To do: For each line below that includes the word "this", make a copy.

Data excerpts:
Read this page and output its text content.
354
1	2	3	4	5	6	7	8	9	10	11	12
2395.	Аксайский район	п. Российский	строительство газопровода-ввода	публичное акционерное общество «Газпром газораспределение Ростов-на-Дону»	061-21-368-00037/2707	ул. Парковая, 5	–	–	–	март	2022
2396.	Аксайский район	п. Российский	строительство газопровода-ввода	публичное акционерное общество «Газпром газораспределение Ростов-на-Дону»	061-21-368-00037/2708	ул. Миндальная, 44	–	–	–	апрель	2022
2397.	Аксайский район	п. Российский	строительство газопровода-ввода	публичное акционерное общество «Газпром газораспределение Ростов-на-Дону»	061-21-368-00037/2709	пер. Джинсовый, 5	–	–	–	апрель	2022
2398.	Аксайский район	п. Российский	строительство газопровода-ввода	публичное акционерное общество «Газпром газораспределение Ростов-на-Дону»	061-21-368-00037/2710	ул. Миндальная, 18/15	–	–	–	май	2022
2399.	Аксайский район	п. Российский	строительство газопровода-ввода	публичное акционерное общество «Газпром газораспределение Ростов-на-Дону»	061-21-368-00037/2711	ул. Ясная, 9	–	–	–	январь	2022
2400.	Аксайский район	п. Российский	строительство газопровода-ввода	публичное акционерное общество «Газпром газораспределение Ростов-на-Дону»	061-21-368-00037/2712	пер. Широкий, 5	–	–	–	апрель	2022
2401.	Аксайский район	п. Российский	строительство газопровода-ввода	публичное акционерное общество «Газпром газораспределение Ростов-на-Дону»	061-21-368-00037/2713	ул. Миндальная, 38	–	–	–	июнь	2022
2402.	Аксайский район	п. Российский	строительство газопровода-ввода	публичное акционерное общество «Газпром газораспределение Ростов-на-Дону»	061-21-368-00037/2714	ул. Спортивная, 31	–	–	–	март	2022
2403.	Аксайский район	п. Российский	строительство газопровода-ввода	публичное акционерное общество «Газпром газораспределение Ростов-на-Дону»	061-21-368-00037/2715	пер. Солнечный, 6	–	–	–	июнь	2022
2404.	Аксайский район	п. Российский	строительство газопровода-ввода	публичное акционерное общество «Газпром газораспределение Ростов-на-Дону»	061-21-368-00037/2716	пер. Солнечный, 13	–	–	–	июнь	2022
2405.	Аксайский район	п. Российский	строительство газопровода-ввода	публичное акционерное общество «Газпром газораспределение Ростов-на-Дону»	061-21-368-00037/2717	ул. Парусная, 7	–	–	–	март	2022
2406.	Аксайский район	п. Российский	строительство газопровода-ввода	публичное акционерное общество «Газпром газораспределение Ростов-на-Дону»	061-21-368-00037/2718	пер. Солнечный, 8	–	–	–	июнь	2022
==
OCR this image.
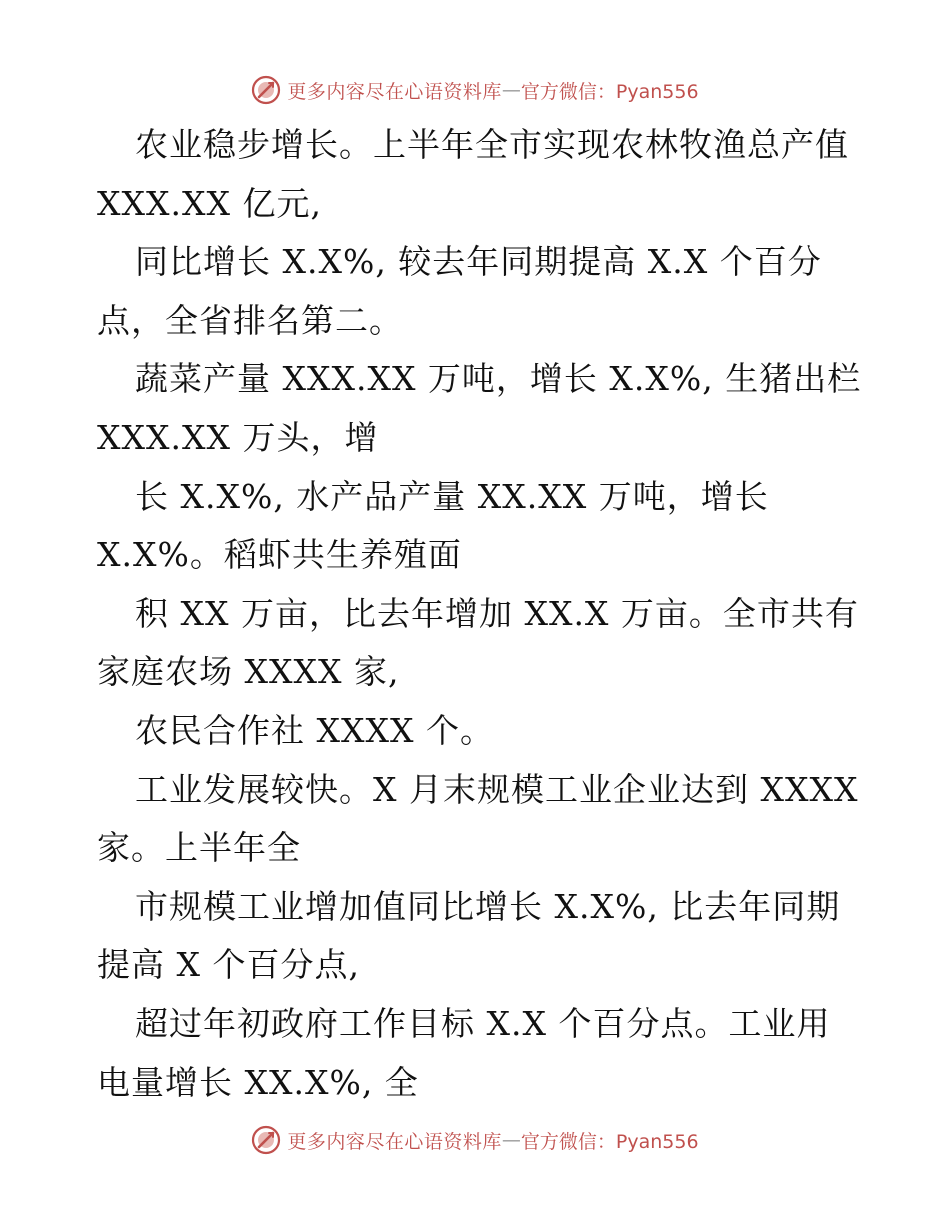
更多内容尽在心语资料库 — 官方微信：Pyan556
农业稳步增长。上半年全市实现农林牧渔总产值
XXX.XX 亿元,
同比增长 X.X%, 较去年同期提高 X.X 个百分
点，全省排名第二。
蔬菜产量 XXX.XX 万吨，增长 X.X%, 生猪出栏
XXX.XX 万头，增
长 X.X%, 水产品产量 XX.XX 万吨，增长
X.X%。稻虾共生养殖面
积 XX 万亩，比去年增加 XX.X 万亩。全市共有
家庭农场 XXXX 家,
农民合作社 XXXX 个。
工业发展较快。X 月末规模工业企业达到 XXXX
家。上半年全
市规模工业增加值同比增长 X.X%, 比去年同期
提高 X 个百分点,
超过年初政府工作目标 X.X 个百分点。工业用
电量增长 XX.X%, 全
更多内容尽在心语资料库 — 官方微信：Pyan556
...
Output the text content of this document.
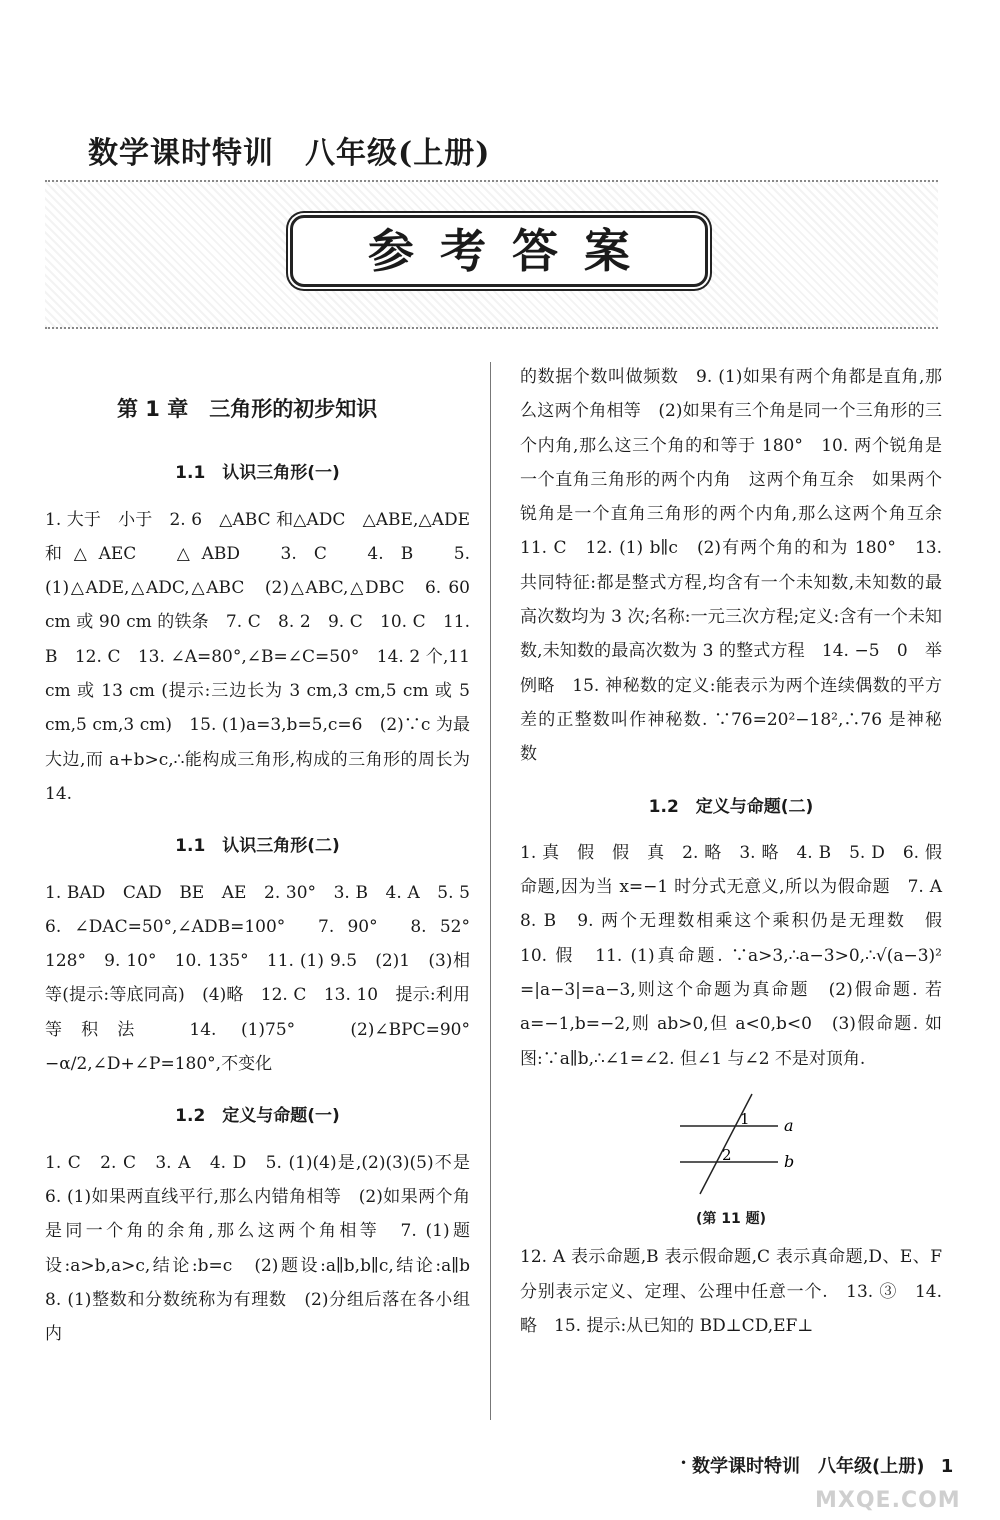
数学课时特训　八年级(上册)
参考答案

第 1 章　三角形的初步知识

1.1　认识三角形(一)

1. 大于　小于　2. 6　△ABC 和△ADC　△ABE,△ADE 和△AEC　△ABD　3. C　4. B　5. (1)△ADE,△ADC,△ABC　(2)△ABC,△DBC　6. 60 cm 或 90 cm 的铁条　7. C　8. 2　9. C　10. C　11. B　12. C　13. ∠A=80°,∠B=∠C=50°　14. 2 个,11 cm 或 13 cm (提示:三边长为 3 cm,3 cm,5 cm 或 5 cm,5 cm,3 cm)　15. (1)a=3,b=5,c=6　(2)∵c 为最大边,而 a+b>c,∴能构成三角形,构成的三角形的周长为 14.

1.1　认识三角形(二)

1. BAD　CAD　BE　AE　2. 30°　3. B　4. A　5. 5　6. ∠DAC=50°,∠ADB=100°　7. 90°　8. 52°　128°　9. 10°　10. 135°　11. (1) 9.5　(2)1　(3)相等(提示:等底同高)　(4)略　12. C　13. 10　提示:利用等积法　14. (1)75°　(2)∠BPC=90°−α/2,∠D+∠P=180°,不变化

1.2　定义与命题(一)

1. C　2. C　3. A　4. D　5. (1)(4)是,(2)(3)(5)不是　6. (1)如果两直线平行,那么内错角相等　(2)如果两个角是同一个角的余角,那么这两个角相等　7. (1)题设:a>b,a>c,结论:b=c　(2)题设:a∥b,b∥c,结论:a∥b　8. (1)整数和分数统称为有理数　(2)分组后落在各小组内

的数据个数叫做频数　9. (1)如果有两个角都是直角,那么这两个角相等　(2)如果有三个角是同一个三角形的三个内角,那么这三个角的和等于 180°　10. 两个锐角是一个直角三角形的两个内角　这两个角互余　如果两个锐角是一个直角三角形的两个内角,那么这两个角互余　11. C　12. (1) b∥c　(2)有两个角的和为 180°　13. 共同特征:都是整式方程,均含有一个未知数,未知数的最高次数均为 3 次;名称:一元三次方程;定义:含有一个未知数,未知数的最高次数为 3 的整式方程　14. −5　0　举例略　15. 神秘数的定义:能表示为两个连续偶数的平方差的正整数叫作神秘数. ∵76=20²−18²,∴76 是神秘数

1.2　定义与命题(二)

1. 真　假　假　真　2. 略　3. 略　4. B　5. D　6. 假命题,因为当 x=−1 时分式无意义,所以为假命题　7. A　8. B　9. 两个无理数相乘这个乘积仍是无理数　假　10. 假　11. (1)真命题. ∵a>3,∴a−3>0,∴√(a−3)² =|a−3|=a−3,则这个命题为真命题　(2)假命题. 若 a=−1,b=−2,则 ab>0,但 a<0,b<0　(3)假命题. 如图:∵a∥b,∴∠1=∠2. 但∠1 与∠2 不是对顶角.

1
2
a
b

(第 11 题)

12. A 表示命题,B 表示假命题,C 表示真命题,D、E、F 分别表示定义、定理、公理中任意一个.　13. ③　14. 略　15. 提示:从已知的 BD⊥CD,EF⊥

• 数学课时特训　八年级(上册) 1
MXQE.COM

Complete answer:
Read this page and output its text content.
OCR this image.
Output the text content of this document.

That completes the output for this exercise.